_Tasks_
A: In the scene text recognition introduction, list every vision-based application scenario named as relying on the semantics in text.
B: What two types of text images does the scene text recognition introduction distinguish?
C: Write the next paragraph of the scene text recognition introduction, starting after its final sentence.

---------- Text passage

Keywords: Deep learning; text recognition; text normalization; attention mechanism; convolutional neural network (CNN)

1  Introduction

Text in natural scenes can provide rich and precise semantic information, which is beneficial for understanding the world around us. High-level semantics embodied in the text is vital in a wide range of vision-based application scenarios, such as Unmanned Aerial Vehicle (UAV) navigation, industrial automation, image search, robot navigation, intelligent navigation inspection, etc., [1]. As a result, the detection and recognition of scene text have become a popular and important research topic in computer vision. Various backgrounds and arbitrary imaging conditions such as uneven illumination, low resolution, distortion, blurring, low contrast, and other artefacts discriminate text in natural scenes. Furthermore, the variety of font types and sizes available adds to the complexity of Scene Text Recognition (STR) algorithms.

There are two stages involved in recognizing the text, they are for text recognition: text detection and text recognition [2]. The goal of text detection is to find text areas in images, and the goal of text recognition is to transcribe the image into editable text format. Traditionally, Optical Character Recognition (OCR) techniques are used to recognize text from well-formatted scanned documents captured in a controlled environment. However, OCR techniques have exhibited excellent accuracy when recognizing characters in scanned document images. OCR has limited efficacy when used to recognize characters in images because of the distinctive properties of the text images [3]. There are two types of text images: Regular text with nearly horizontally aligned characters and Irregular text for the arbitrarily shaped text (e.g., curved text). Recognizing irregular text in an image is a challenging task.

--------------------
---------- Supplied data

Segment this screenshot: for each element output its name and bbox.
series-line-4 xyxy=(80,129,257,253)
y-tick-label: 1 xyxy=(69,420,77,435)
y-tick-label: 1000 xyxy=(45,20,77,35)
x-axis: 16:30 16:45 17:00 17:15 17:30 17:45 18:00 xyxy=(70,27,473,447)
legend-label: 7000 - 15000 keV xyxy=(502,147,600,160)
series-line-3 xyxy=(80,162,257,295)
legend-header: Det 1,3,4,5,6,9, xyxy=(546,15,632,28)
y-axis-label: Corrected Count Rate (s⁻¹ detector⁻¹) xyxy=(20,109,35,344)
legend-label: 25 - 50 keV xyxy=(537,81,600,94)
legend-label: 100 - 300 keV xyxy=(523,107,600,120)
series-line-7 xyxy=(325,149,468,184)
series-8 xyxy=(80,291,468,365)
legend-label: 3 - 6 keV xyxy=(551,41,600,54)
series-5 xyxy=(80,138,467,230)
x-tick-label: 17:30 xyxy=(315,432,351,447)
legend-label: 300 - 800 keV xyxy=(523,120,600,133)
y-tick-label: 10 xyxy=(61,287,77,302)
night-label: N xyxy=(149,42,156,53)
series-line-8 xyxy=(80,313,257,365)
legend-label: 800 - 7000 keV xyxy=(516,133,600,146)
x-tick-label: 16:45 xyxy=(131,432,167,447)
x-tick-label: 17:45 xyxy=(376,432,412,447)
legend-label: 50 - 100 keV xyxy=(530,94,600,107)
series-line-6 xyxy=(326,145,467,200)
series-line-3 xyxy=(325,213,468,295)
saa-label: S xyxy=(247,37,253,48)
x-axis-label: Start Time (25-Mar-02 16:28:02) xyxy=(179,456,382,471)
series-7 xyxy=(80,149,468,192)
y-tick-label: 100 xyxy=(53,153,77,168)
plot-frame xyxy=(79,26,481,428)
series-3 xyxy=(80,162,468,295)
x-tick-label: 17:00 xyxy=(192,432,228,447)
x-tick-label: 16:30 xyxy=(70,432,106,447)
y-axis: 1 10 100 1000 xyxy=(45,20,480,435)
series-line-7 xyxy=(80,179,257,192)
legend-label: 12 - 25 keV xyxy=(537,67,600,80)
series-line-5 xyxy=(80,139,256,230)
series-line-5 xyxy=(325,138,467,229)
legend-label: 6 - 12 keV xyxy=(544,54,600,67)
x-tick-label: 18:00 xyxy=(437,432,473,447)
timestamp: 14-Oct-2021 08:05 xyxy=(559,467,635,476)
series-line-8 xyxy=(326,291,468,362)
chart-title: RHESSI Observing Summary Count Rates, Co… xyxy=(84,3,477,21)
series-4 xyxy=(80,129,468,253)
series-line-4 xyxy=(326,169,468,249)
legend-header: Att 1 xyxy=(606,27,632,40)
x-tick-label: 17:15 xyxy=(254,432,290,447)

--------------------

_Answers by task_
A: Unmanned Aerial Vehicle (UAV) navigation, industrial automation, image search, robot navigation, intelligent navigation inspection

B: Regular text, whose characters are nearly horizontally aligned, and irregular text, which is arbitrarily shaped, such as curved text.

C:
CNNs such as VGGNet [4] and Residual Network (ResNet) [5] were utilized to extract features from the complex background images. The CTC and the encoder-decoder framework are two popular text recognition methods that use CNN as a feature extraction network to acquire high-level information. The CTC decoding module was designed for speech recognition [6]. Built-in Conditional Independence is one of CTC’s flaws, and it’s not ideal for many-to-many mapping. The combined decoding module has high recognition accuracy compared to a separate CTC or Attention method. On the other hand, Attention-based techniques failed to handle irregular text images because they cannot precisely match image feature regions and targets. In comparison, the encoder-decoder framework generates variable-length outputs, which satisfies the requirement of text recognition.

The summary of our work’s contributions as follows:

•   Designed a new framework by combining the CTC and Attention mechanism under encoder-decoder architecture to recognize the irregular texts from the images.

•   Proposed a new Spatial Attention Module (SAM); it performs a feature filtering operation, enriching feature columns by eliminating redundancies and clutters. It can help to minimize the effects of inaccuracy in text detection.

•   Proposed a Dual Step Attention Mechanism (DSAM); the first step in the attention process is to determine the visual and contextual elements that focus more on text regions. The second step concentrates more on the intra-sequence relationships. Finally, a Joint CTC-Attention decoder decodes both visual and contextual features simultaneously.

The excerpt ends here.